What you have to do
Reproduce every line of the records below verbatim and leave out the pictures.

::: Records provided

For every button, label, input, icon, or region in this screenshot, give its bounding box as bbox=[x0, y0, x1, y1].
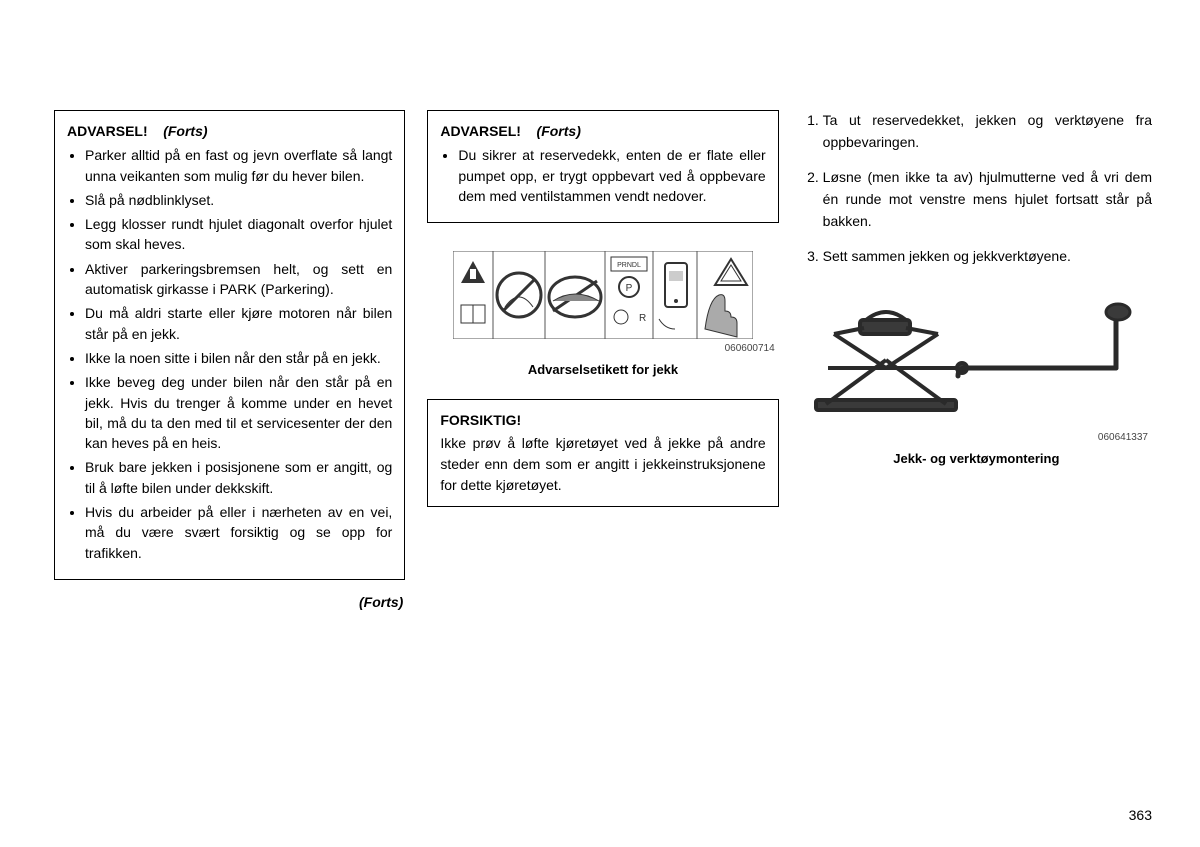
warning-box-2: ADVARSEL! (Forts) Du sikrer at reservede… bbox=[427, 110, 778, 223]
step-item: Løsne (men ikke ta av) hjulmutterne ved … bbox=[823, 167, 1152, 232]
column-layout: ADVARSEL! (Forts) Parker alltid på en fa… bbox=[54, 110, 1152, 610]
steps: Ta ut reservedekket, jekken og verktøyen… bbox=[801, 110, 1152, 268]
warning-cont: (Forts) bbox=[537, 123, 581, 139]
warning-list-1: Parker alltid på en fast og jevn overfla… bbox=[67, 145, 392, 563]
list-item: Parker alltid på en fast og jevn overfla… bbox=[85, 145, 392, 186]
list-item: Legg klosser rundt hjulet diagonalt over… bbox=[85, 214, 392, 255]
warning-list-2: Du sikrer at reservedekk, enten de er fl… bbox=[440, 145, 765, 206]
list-item: Du må aldri starte eller kjøre motoren n… bbox=[85, 303, 392, 344]
warning-title: ADVARSEL! bbox=[440, 123, 521, 139]
list-item: Du sikrer at reservedekk, enten de er fl… bbox=[458, 145, 765, 206]
svg-text:PRNDL: PRNDL bbox=[617, 262, 641, 269]
jack-label-icon: PRNDL P R bbox=[453, 251, 753, 339]
svg-text:P: P bbox=[626, 283, 633, 294]
caution-box: FORSIKTIG! Ikke prøv å løfte kjøretøyet … bbox=[427, 399, 778, 507]
step-item: Ta ut reservedekket, jekken og verktøyen… bbox=[823, 110, 1152, 153]
figure-caption: Advarselsetikett for jekk bbox=[427, 362, 778, 377]
warning-box-1: ADVARSEL! (Forts) Parker alltid på en fa… bbox=[54, 110, 405, 580]
jack-assembly-figure: 060641337 Jekk- og verktøymontering bbox=[801, 298, 1152, 466]
cont-label: (Forts) bbox=[54, 594, 405, 610]
figure-code: 060600714 bbox=[427, 343, 778, 354]
list-item: Ikke la noen sitte i bilen når den står … bbox=[85, 348, 392, 368]
caution-body: Ikke prøv å løfte kjøretøyet ved å jekke… bbox=[440, 435, 765, 493]
svg-text:R: R bbox=[639, 313, 646, 324]
caution-title: FORSIKTIG! bbox=[440, 410, 765, 431]
list-item: Slå på nødblinklyset. bbox=[85, 190, 392, 210]
list-item: Bruk bare jekken i posisjonene som er an… bbox=[85, 457, 392, 498]
jack-tool-icon bbox=[806, 298, 1146, 428]
jack-label-figure: PRNDL P R 060600714 bbox=[427, 251, 778, 377]
column-3: Ta ut reservedekket, jekken og verktøyen… bbox=[801, 110, 1152, 466]
list-item: Aktiver parkeringsbremsen helt, og sett … bbox=[85, 259, 392, 300]
list-item: Ikke beveg deg under bilen når den står … bbox=[85, 372, 392, 453]
figure-code: 060641337 bbox=[801, 432, 1152, 443]
warning-title: ADVARSEL! bbox=[67, 123, 148, 139]
list-item: Hvis du arbeider på eller i nærheten av … bbox=[85, 502, 392, 563]
column-2: ADVARSEL! (Forts) Du sikrer at reservede… bbox=[427, 110, 778, 507]
column-1: ADVARSEL! (Forts) Parker alltid på en fa… bbox=[54, 110, 405, 610]
warning-cont: (Forts) bbox=[163, 123, 207, 139]
manual-page: ADVARSEL! (Forts) Parker alltid på en fa… bbox=[0, 0, 1200, 847]
figure-caption: Jekk- og verktøymontering bbox=[801, 451, 1152, 466]
step-item: Sett sammen jekken og jekkverktøyene. bbox=[823, 246, 1152, 268]
page-number: 363 bbox=[1129, 807, 1152, 823]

::::::

Solution to this exercise
For every button, label, input, icon, or region in this screenshot, give its bounding box as bbox=[x0, y0, x1, y1].
warning-box-2: ADVARSEL! (Forts) Du sikrer at reservede… bbox=[427, 110, 778, 223]
step-item: Løsne (men ikke ta av) hjulmutterne ved … bbox=[823, 167, 1152, 232]
column-layout: ADVARSEL! (Forts) Parker alltid på en fa… bbox=[54, 110, 1152, 610]
steps: Ta ut reservedekket, jekken og verktøyen… bbox=[801, 110, 1152, 268]
warning-cont: (Forts) bbox=[537, 123, 581, 139]
warning-list-1: Parker alltid på en fast og jevn overfla… bbox=[67, 145, 392, 563]
list-item: Parker alltid på en fast og jevn overfla… bbox=[85, 145, 392, 186]
list-item: Legg klosser rundt hjulet diagonalt over… bbox=[85, 214, 392, 255]
warning-list-2: Du sikrer at reservedekk, enten de er fl… bbox=[440, 145, 765, 206]
list-item: Du må aldri starte eller kjøre motoren n… bbox=[85, 303, 392, 344]
warning-title: ADVARSEL! bbox=[440, 123, 521, 139]
list-item: Du sikrer at reservedekk, enten de er fl… bbox=[458, 145, 765, 206]
svg-text:PRNDL: PRNDL bbox=[617, 262, 641, 269]
jack-label-icon: PRNDL P R bbox=[453, 251, 753, 339]
svg-text:P: P bbox=[626, 283, 633, 294]
caution-box: FORSIKTIG! Ikke prøv å løfte kjøretøyet … bbox=[427, 399, 778, 507]
step-item: Ta ut reservedekket, jekken og verktøyen… bbox=[823, 110, 1152, 153]
figure-caption: Advarselsetikett for jekk bbox=[427, 362, 778, 377]
warning-box-1: ADVARSEL! (Forts) Parker alltid på en fa… bbox=[54, 110, 405, 580]
jack-assembly-figure: 060641337 Jekk- og verktøymontering bbox=[801, 298, 1152, 466]
cont-label: (Forts) bbox=[54, 594, 405, 610]
figure-code: 060600714 bbox=[427, 343, 778, 354]
list-item: Ikke la noen sitte i bilen når den står … bbox=[85, 348, 392, 368]
caution-body: Ikke prøv å løfte kjøretøyet ved å jekke… bbox=[440, 435, 765, 493]
svg-text:R: R bbox=[639, 313, 646, 324]
caution-title: FORSIKTIG! bbox=[440, 410, 765, 431]
list-item: Slå på nødblinklyset. bbox=[85, 190, 392, 210]
list-item: Bruk bare jekken i posisjonene som er an… bbox=[85, 457, 392, 498]
jack-tool-icon bbox=[806, 298, 1146, 428]
jack-label-figure: PRNDL P R 060600714 bbox=[427, 251, 778, 377]
column-3: Ta ut reservedekket, jekken og verktøyen… bbox=[801, 110, 1152, 466]
list-item: Aktiver parkeringsbremsen helt, og sett … bbox=[85, 259, 392, 300]
list-item: Ikke beveg deg under bilen når den står … bbox=[85, 372, 392, 453]
figure-code: 060641337 bbox=[801, 432, 1152, 443]
warning-title: ADVARSEL! bbox=[67, 123, 148, 139]
list-item: Hvis du arbeider på eller i nærheten av … bbox=[85, 502, 392, 563]
column-2: ADVARSEL! (Forts) Du sikrer at reservede… bbox=[427, 110, 778, 507]
column-1: ADVARSEL! (Forts) Parker alltid på en fa… bbox=[54, 110, 405, 610]
warning-cont: (Forts) bbox=[163, 123, 207, 139]
manual-page: ADVARSEL! (Forts) Parker alltid på en fa… bbox=[0, 0, 1200, 847]
figure-caption: Jekk- og verktøymontering bbox=[801, 451, 1152, 466]
step-item: Sett sammen jekken og jekkverktøyene. bbox=[823, 246, 1152, 268]
page-number: 363 bbox=[1129, 807, 1152, 823]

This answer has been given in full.